* Start *
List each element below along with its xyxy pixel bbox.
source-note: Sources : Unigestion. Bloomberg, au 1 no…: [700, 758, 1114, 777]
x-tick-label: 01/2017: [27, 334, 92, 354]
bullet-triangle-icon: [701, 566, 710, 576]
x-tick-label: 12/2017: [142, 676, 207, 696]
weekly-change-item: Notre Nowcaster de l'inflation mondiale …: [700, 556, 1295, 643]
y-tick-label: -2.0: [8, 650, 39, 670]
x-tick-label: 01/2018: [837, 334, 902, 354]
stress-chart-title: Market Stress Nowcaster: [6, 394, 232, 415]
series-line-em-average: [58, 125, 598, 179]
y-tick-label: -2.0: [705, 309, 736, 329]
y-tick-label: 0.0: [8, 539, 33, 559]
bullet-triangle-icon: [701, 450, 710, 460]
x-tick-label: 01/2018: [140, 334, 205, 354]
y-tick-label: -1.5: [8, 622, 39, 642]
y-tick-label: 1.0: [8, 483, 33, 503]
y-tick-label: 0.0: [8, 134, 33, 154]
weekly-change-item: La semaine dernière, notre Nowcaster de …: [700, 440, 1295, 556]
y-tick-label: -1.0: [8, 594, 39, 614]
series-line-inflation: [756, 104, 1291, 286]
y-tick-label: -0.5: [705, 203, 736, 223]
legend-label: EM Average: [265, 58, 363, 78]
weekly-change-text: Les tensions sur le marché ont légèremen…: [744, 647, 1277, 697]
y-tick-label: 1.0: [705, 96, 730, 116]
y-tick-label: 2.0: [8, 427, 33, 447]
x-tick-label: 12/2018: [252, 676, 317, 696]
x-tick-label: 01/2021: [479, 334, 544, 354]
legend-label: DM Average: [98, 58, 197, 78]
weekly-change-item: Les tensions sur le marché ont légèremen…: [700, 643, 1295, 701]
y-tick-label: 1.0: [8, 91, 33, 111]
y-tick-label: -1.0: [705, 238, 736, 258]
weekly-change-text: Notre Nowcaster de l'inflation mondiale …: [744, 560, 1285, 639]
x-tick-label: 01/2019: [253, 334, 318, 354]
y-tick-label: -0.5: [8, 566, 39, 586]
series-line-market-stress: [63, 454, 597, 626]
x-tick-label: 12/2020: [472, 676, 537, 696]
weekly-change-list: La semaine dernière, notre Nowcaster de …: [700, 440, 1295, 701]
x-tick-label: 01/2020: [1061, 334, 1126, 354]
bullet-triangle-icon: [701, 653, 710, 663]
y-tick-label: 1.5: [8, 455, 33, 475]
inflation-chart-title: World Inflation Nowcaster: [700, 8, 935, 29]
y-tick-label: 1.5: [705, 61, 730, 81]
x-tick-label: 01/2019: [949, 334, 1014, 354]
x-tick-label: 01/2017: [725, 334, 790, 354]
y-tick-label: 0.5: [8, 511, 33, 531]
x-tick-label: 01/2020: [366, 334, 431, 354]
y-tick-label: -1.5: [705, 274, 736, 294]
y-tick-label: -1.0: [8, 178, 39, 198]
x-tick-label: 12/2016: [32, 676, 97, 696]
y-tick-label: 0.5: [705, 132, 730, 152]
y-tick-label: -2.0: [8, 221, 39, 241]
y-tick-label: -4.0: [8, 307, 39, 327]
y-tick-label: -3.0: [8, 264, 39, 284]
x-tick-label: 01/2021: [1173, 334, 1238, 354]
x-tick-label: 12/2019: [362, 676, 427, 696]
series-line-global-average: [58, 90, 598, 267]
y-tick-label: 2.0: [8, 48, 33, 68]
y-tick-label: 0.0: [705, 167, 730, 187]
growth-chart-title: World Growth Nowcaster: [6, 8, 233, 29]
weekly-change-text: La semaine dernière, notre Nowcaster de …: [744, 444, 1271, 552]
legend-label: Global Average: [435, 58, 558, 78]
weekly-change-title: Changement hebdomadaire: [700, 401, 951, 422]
* End *
INSTRUCTION: Set out every line of the listing above as a Markdown table with the columns Row and Entry, numbering the lines in order and skipping any blank ones.

RESPONSE BELOW:
| Row | Entry |
|---|---|
| 1 | List each element below along with its xyxy pixel bbox. |
| 2 | source-note: Sources : Unigestion. Bloomberg, au 1 no…: [700, 758, 1114, 777] |
| 3 | x-tick-label: 01/2017: [27, 334, 92, 354] |
| 4 | bullet-triangle-icon: [701, 566, 710, 576] |
| 5 | x-tick-label: 12/2017: [142, 676, 207, 696] |
| 6 | weekly-change-item: Notre Nowcaster de l'inflation mondiale …: [700, 556, 1295, 643] |
| 7 | y-tick-label: -2.0: [8, 650, 39, 670] |
| 8 | x-tick-label: 01/2018: [837, 334, 902, 354] |
| 9 | stress-chart-title: Market Stress Nowcaster: [6, 394, 232, 415] |
| 10 | series-line-em-average: [58, 125, 598, 179] |
| 11 | y-tick-label: -2.0: [705, 309, 736, 329] |
| 12 | y-tick-label: 0.0: [8, 539, 33, 559] |
| 13 | bullet-triangle-icon: [701, 450, 710, 460] |
| 14 | x-tick-label: 01/2018: [140, 334, 205, 354] |
| 15 | y-tick-label: -1.5: [8, 622, 39, 642] |
| 16 | y-tick-label: 1.0: [8, 483, 33, 503] |
| 17 | y-tick-label: 0.0: [8, 134, 33, 154] |
| 18 | weekly-change-item: La semaine dernière, notre Nowcaster de …: [700, 440, 1295, 556] |
| 19 | y-tick-label: -1.0: [8, 594, 39, 614] |
| 20 | series-line-inflation: [756, 104, 1291, 286] |
| 21 | y-tick-label: -0.5: [705, 203, 736, 223] |
| 22 | legend-label: EM Average: [265, 58, 363, 78] |
| 23 | weekly-change-text: Les tensions sur le marché ont légèremen…: [744, 647, 1277, 697] |
| 24 | y-tick-label: 1.0: [705, 96, 730, 116] |
| 25 | y-tick-label: 2.0: [8, 427, 33, 447] |
| 26 | x-tick-label: 12/2018: [252, 676, 317, 696] |
| 27 | x-tick-label: 01/2021: [479, 334, 544, 354] |
| 28 | legend-label: DM Average: [98, 58, 197, 78] |
| 29 | weekly-change-item: Les tensions sur le marché ont légèremen…: [700, 643, 1295, 701] |
| 30 | y-tick-label: 1.0: [8, 91, 33, 111] |
| 31 | y-tick-label: -1.0: [705, 238, 736, 258] |
| 32 | weekly-change-text: Notre Nowcaster de l'inflation mondiale …: [744, 560, 1285, 639] |
| 33 | x-tick-label: 01/2019: [253, 334, 318, 354] |
| 34 | y-tick-label: -0.5: [8, 566, 39, 586] |
| 35 | series-line-market-stress: [63, 454, 597, 626] |
| 36 | x-tick-label: 12/2020: [472, 676, 537, 696] |
| 37 | weekly-change-list: La semaine dernière, notre Nowcaster de …: [700, 440, 1295, 701] |
| 38 | x-tick-label: 01/2020: [1061, 334, 1126, 354] |
| 39 | bullet-triangle-icon: [701, 653, 710, 663] |
| 40 | y-tick-label: 1.5: [8, 455, 33, 475] |
| 41 | inflation-chart-title: World Inflation Nowcaster: [700, 8, 935, 29] |
| 42 | y-tick-label: 1.5: [705, 61, 730, 81] |
| 43 | x-tick-label: 01/2019: [949, 334, 1014, 354] |
| 44 | x-tick-label: 01/2017: [725, 334, 790, 354] |
| 45 | y-tick-label: 0.5: [8, 511, 33, 531] |
| 46 | x-tick-label: 01/2020: [366, 334, 431, 354] |
| 47 | y-tick-label: -1.5: [705, 274, 736, 294] |
| 48 | y-tick-label: -1.0: [8, 178, 39, 198] |
| 49 | x-tick-label: 12/2016: [32, 676, 97, 696] |
| 50 | y-tick-label: 0.5: [705, 132, 730, 152] |
| 51 | y-tick-label: -2.0: [8, 221, 39, 241] |
| 52 | y-tick-label: -4.0: [8, 307, 39, 327] |
| 53 | y-tick-label: -3.0: [8, 264, 39, 284] |
| 54 | x-tick-label: 01/2021: [1173, 334, 1238, 354] |
| 55 | x-tick-label: 12/2019: [362, 676, 427, 696] |
| 56 | series-line-global-average: [58, 90, 598, 267] |
| 57 | y-tick-label: 2.0: [8, 48, 33, 68] |
| 58 | y-tick-label: 0.0: [705, 167, 730, 187] |
| 59 | growth-chart-title: World Growth Nowcaster: [6, 8, 233, 29] |
| 60 | weekly-change-text: La semaine dernière, notre Nowcaster de …: [744, 444, 1271, 552] |
| 61 | legend-label: Global Average: [435, 58, 558, 78] |
| 62 | weekly-change-title: Changement hebdomadaire: [700, 401, 951, 422] |